Exercise instructions :: Could you copy every line from the material below in which "반복구조의" appears?

Data records ::
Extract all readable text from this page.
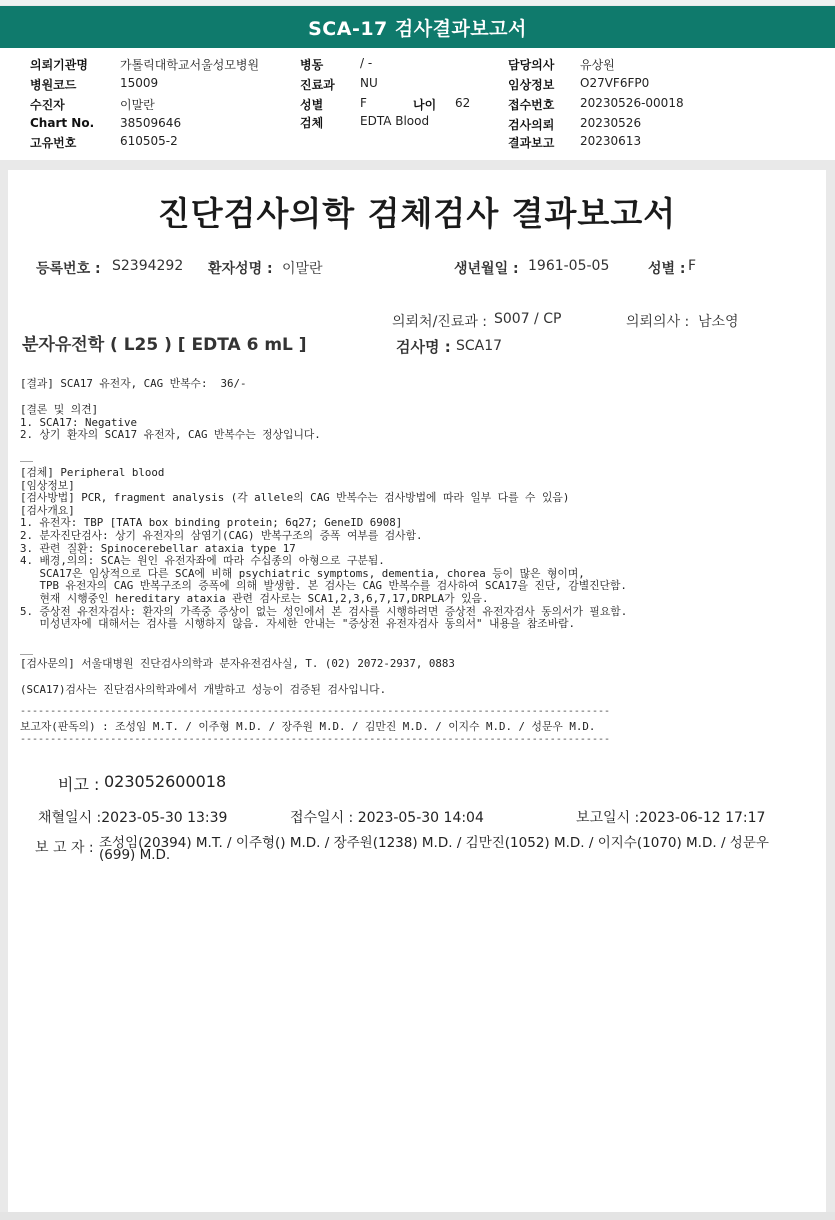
SCA-17 검사결과보고서
의뢰기관명	가톨릭대학교서울성모병원
병원코드	15009
수진자	이말란
Chart No. 38509646
고유번호	610505-2
병동	/ -
진료과 NU
성별	F	나이 62
검체	EDTA Blood
담당의사 유상원
임상정보 O27VF6FP0
접수번호 20230526-00018
검사의뢰 20230526
결과보고 20230613
진단검사의학 검체검사 결과보고서
등록번호 : S2394292 환자성명 : 이말란	생년월일 : 1961-05-05	성별 : F
의뢰처/진료과 : S007 / CP	의뢰의사 : 남소영
분자유전학 ( L25 ) [ EDTA 6 mL ]	검사명 : SCA17
[결과] SCA17 유전자, CAG 반복수:  36/-
[결론 및 의견]
1. SCA17: Negative
2. 상기 환자의 SCA17 유전자, CAG 반복수는 정상입니다.
__
[검체] Peripheral blood
[임상정보]
[검사방법] PCR, fragment analysis (각 allele의 CAG 반복수는 검사방법에 따라 일부 다를 수 있음)
[검사개요]
1. 유전자: TBP [TATA box binding protein; 6q27; GeneID 6908]
2. 분자진단검사: 상기 유전자의 삼염기(CAG) 반복구조의 증폭 여부를 검사함.
3. 관련 질환: Spinocerebellar ataxia type 17
4. 배경,의의: SCA는 원인 유전자좌에 따라 수십종의 아형으로 구분됨.
SCA17은 임상적으로 다른 SCA에 비해 psychiatric symptoms, dementia, chorea 등이 많은 형이며,
TPB 유전자의 CAG 반복구조의 증폭에 의해 발생함. 본 검사는 CAG 반복수를 검사하여 SCA17을 진단, 감별진단함.
현재 시행중인 hereditary ataxia 관련 검사로는 SCA1,2,3,6,7,17,DRPLA가 있음.
5. 증상전 유전자검사: 환자의 가족중 증상이 없는 성인에서 본 검사를 시행하려면 증상전 유전자검사 동의서가 필요함.
미성년자에 대해서는 검사를 시행하지 않음. 자세한 안내는 "증상전 유전자검사 동의서" 내용을 참조바람.
__
[검사문의] 서울대병원 진단검사의학과 분자유전검사실, T. (02) 2072-2937, 0883
(SCA17)검사는 진단검사의학과에서 개발하고 성능이 검증된 검사입니다.
--------------------------------------------------------------------------------------------------
보고자(판독의) : 조성임 M.T. / 이주형 M.D. / 장주원 M.D. / 김만진 M.D. / 이지수 M.D. / 성문우 M.D.
--------------------------------------------------------------------------------------------------
비고 : 023052600018
채혈일시 :2023-05-30 13:39	접수일시 : 2023-05-30 14:04	보고일시 :2023-06-12 17:17
보 고 자 : 조성임(20394) M.T. / 이주형() M.D. / 장주원(1238) M.D. / 김만진(1052) M.D. / 이지수(1070) M.D. / 성문우
(699) M.D.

Exercise response ::
2. 분자진단검사: 상기 유전자의 삼염기(CAG) 반복구조의 증폭 여부를 검사함.
TPB 유전자의 CAG 반복구조의 증폭에 의해 발생함. 본 검사는 CAG 반복수를 검사하여 SCA17을 진단, 감별진단함.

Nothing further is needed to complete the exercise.